Rows from a dataset
□ □ □
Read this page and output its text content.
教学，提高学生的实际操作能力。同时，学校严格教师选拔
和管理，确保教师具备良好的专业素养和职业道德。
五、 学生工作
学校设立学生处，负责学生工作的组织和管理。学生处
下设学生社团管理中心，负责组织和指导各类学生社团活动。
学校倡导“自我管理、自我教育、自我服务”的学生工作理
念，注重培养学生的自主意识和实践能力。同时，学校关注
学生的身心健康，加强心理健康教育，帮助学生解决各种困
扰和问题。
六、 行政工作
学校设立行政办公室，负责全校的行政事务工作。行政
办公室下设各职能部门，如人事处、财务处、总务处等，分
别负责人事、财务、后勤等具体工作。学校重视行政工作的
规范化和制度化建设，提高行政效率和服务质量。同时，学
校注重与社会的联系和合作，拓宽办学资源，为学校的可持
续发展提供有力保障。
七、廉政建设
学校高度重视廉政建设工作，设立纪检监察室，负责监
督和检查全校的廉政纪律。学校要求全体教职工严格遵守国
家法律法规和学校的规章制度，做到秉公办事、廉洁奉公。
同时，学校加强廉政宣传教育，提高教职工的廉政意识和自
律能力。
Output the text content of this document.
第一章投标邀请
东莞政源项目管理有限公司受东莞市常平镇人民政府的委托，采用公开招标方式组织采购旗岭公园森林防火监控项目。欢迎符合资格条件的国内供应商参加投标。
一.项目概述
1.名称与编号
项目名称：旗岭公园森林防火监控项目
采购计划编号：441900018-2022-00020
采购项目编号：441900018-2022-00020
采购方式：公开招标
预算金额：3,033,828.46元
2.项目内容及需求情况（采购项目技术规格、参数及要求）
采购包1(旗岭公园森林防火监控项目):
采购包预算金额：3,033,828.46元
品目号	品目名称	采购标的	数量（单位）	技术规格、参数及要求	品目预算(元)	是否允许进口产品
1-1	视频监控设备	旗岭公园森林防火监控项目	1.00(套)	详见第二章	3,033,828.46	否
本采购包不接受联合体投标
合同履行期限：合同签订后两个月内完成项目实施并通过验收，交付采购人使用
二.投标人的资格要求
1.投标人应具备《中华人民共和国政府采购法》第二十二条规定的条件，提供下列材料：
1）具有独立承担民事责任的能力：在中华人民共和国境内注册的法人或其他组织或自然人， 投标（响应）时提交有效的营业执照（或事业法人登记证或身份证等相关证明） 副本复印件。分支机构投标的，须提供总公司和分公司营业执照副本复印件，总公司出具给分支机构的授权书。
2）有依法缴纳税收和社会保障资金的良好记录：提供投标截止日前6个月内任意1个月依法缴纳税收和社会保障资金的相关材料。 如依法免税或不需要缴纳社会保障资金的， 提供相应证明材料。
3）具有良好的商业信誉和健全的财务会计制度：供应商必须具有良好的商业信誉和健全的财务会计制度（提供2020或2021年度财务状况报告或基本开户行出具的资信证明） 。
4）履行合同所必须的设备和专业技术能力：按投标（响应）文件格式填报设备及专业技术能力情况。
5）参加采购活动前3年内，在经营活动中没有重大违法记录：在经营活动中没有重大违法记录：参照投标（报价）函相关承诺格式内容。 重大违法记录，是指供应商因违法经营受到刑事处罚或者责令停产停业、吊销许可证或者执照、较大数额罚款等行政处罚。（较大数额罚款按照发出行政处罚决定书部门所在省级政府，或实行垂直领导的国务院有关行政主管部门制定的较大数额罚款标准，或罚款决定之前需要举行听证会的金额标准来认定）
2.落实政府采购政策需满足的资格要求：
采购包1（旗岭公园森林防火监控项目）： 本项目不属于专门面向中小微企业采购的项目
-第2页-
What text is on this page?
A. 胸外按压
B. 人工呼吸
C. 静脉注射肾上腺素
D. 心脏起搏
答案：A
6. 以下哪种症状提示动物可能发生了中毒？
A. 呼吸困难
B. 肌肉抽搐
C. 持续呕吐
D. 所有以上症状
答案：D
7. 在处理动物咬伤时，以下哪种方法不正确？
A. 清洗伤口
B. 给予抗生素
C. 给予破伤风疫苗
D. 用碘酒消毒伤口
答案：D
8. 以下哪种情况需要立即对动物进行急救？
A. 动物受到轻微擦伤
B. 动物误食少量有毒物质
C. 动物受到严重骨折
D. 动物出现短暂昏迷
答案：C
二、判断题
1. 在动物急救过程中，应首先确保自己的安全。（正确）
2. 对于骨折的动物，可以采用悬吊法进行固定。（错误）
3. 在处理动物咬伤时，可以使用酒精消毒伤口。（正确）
□ □ □
**What you need to do**
Take the entries above and transcribe them in full.

**Task result**
Read this page and output its text content.
教学，提高学生的实际操作能力。同时，学校严格教师选拔
和管理，确保教师具备良好的专业素养和职业道德。
五、 学生工作
学校设立学生处，负责学生工作的组织和管理。学生处
下设学生社团管理中心，负责组织和指导各类学生社团活动。
学校倡导“自我管理、自我教育、自我服务”的学生工作理
念，注重培养学生的自主意识和实践能力。同时，学校关注
学生的身心健康，加强心理健康教育，帮助学生解决各种困
扰和问题。
六、 行政工作
学校设立行政办公室，负责全校的行政事务工作。行政
办公室下设各职能部门，如人事处、财务处、总务处等，分
别负责人事、财务、后勤等具体工作。学校重视行政工作的
规范化和制度化建设，提高行政效率和服务质量。同时，学
校注重与社会的联系和合作，拓宽办学资源，为学校的可持
续发展提供有力保障。
七、廉政建设
学校高度重视廉政建设工作，设立纪检监察室，负责监
督和检查全校的廉政纪律。学校要求全体教职工严格遵守国
家法律法规和学校的规章制度，做到秉公办事、廉洁奉公。
同时，学校加强廉政宣传教育，提高教职工的廉政意识和自
律能力。
Output the text content of this document.
第一章投标邀请
东莞政源项目管理有限公司受东莞市常平镇人民政府的委托，采用公开招标方式组织采购旗岭公园森林防火监控项目。欢迎符合资格条件的国内供应商参加投标。
一.项目概述
1.名称与编号
项目名称：旗岭公园森林防火监控项目
采购计划编号：441900018-2022-00020
采购项目编号：441900018-2022-00020
采购方式：公开招标
预算金额：3,033,828.46元
2.项目内容及需求情况（采购项目技术规格、参数及要求）
采购包1(旗岭公园森林防火监控项目):
采购包预算金额：3,033,828.46元
品目号	品目名称	采购标的	数量（单位）	技术规格、参数及要求	品目预算(元)	是否允许进口产品
1-1	视频监控设备	旗岭公园森林防火监控项目	1.00(套)	详见第二章	3,033,828.46	否
本采购包不接受联合体投标
合同履行期限：合同签订后两个月内完成项目实施并通过验收，交付采购人使用
二.投标人的资格要求
1.投标人应具备《中华人民共和国政府采购法》第二十二条规定的条件，提供下列材料：
1）具有独立承担民事责任的能力：在中华人民共和国境内注册的法人或其他组织或自然人， 投标（响应）时提交有效的营业执照（或事业法人登记证或身份证等相关证明） 副本复印件。分支机构投标的，须提供总公司和分公司营业执照副本复印件，总公司出具给分支机构的授权书。
2）有依法缴纳税收和社会保障资金的良好记录：提供投标截止日前6个月内任意1个月依法缴纳税收和社会保障资金的相关材料。 如依法免税或不需要缴纳社会保障资金的， 提供相应证明材料。
3）具有良好的商业信誉和健全的财务会计制度：供应商必须具有良好的商业信誉和健全的财务会计制度（提供2020或2021年度财务状况报告或基本开户行出具的资信证明） 。
4）履行合同所必须的设备和专业技术能力：按投标（响应）文件格式填报设备及专业技术能力情况。
5）参加采购活动前3年内，在经营活动中没有重大违法记录：在经营活动中没有重大违法记录：参照投标（报价）函相关承诺格式内容。 重大违法记录，是指供应商因违法经营受到刑事处罚或者责令停产停业、吊销许可证或者执照、较大数额罚款等行政处罚。（较大数额罚款按照发出行政处罚决定书部门所在省级政府，或实行垂直领导的国务院有关行政主管部门制定的较大数额罚款标准，或罚款决定之前需要举行听证会的金额标准来认定）
2.落实政府采购政策需满足的资格要求：
采购包1（旗岭公园森林防火监控项目）： 本项目不属于专门面向中小微企业采购的项目
-第2页-
What text is on this page?
A. 胸外按压
B. 人工呼吸
C. 静脉注射肾上腺素
D. 心脏起搏
答案：A
6. 以下哪种症状提示动物可能发生了中毒？
A. 呼吸困难
B. 肌肉抽搐
C. 持续呕吐
D. 所有以上症状
答案：D
7. 在处理动物咬伤时，以下哪种方法不正确？
A. 清洗伤口
B. 给予抗生素
C. 给予破伤风疫苗
D. 用碘酒消毒伤口
答案：D
8. 以下哪种情况需要立即对动物进行急救？
A. 动物受到轻微擦伤
B. 动物误食少量有毒物质
C. 动物受到严重骨折
D. 动物出现短暂昏迷
答案：C
二、判断题
1. 在动物急救过程中，应首先确保自己的安全。（正确）
2. 对于骨折的动物，可以采用悬吊法进行固定。（错误）
3. 在处理动物咬伤时，可以使用酒精消毒伤口。（正确）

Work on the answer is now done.